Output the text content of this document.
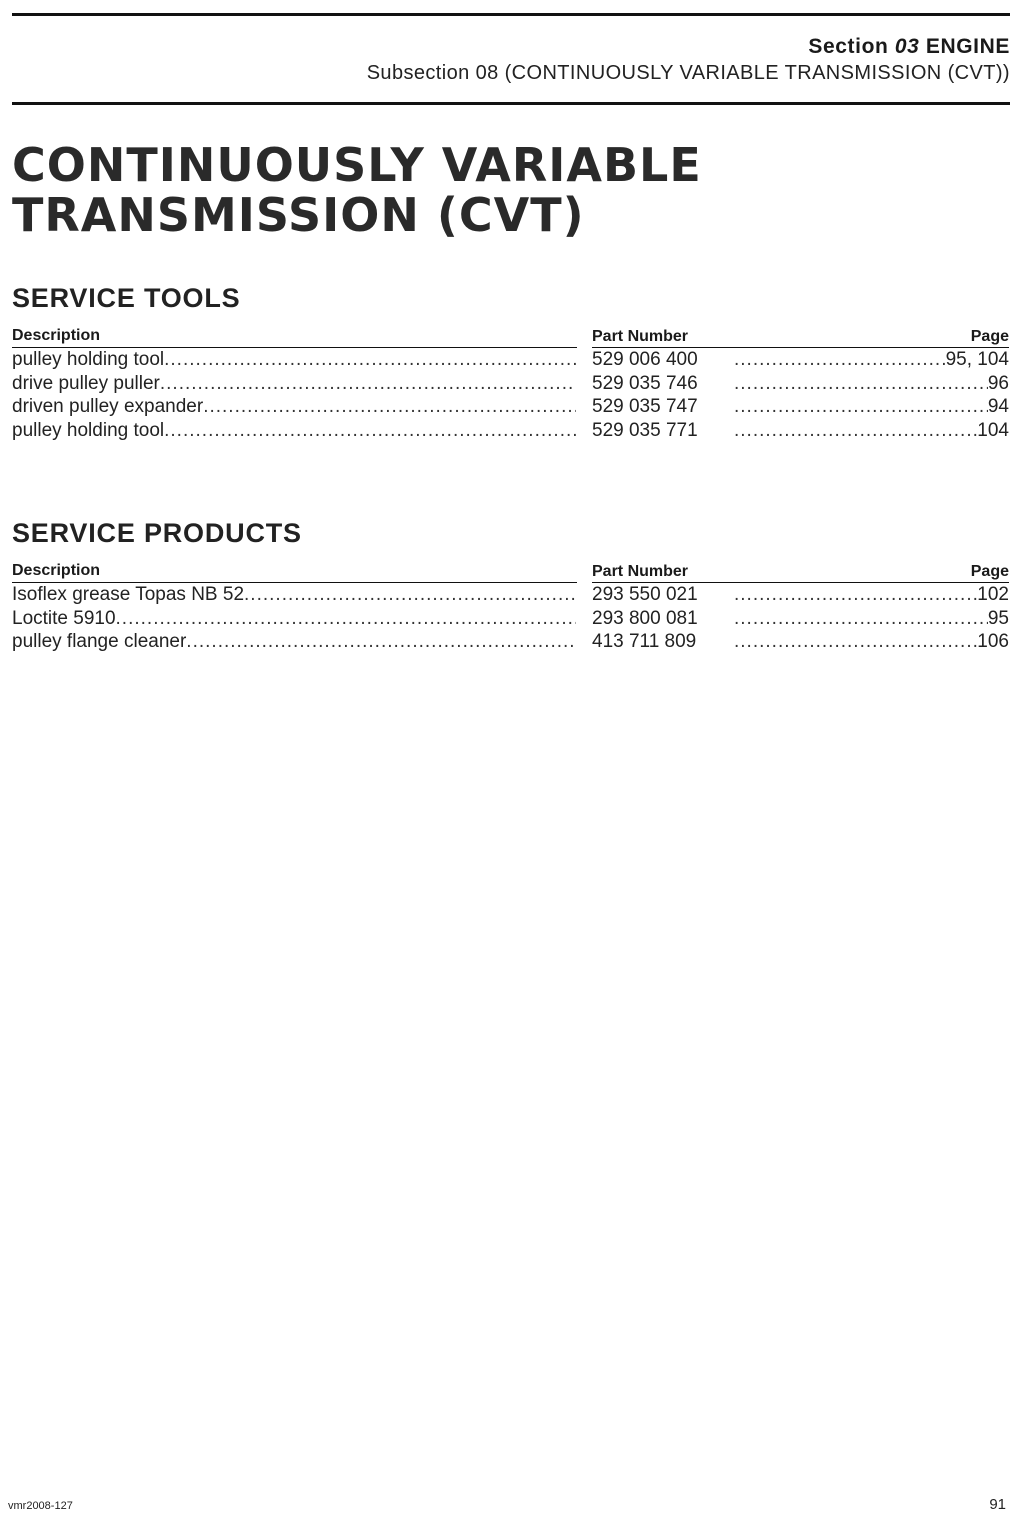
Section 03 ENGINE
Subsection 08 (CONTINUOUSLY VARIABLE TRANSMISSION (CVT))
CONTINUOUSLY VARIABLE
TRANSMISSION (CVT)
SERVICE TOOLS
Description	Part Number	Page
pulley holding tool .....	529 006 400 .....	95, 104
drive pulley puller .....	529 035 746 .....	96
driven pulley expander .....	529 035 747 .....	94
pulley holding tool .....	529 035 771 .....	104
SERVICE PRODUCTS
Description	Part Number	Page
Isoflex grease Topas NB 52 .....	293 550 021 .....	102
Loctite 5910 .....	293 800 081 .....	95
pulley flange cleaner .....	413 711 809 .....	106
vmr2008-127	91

◇ ◇ ◇ ◇ ◇

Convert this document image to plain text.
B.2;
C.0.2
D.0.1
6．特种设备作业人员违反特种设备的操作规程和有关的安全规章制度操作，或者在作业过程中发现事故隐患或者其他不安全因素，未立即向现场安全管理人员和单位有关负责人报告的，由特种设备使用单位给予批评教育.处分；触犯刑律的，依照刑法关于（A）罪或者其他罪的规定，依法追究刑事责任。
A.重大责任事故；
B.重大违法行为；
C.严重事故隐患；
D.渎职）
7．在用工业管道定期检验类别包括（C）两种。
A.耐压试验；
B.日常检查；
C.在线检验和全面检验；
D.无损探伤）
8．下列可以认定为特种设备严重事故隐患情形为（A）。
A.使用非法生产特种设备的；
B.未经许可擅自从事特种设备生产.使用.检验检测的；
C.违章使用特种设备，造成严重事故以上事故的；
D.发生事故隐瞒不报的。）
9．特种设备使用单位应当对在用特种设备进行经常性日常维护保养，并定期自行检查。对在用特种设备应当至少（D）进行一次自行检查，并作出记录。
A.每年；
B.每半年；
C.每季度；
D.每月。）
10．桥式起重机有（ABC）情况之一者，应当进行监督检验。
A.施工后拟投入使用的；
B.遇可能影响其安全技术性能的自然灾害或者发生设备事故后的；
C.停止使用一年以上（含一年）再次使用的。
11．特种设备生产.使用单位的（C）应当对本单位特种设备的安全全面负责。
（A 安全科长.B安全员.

◇ ◇ ◇ ◇ ◇

TASK GOAL
Only lines that contain the word "text" are wanted; copy each of them.

COMPLETED EXERCISE
Output the text content of this document.
Convert this document image to plain text.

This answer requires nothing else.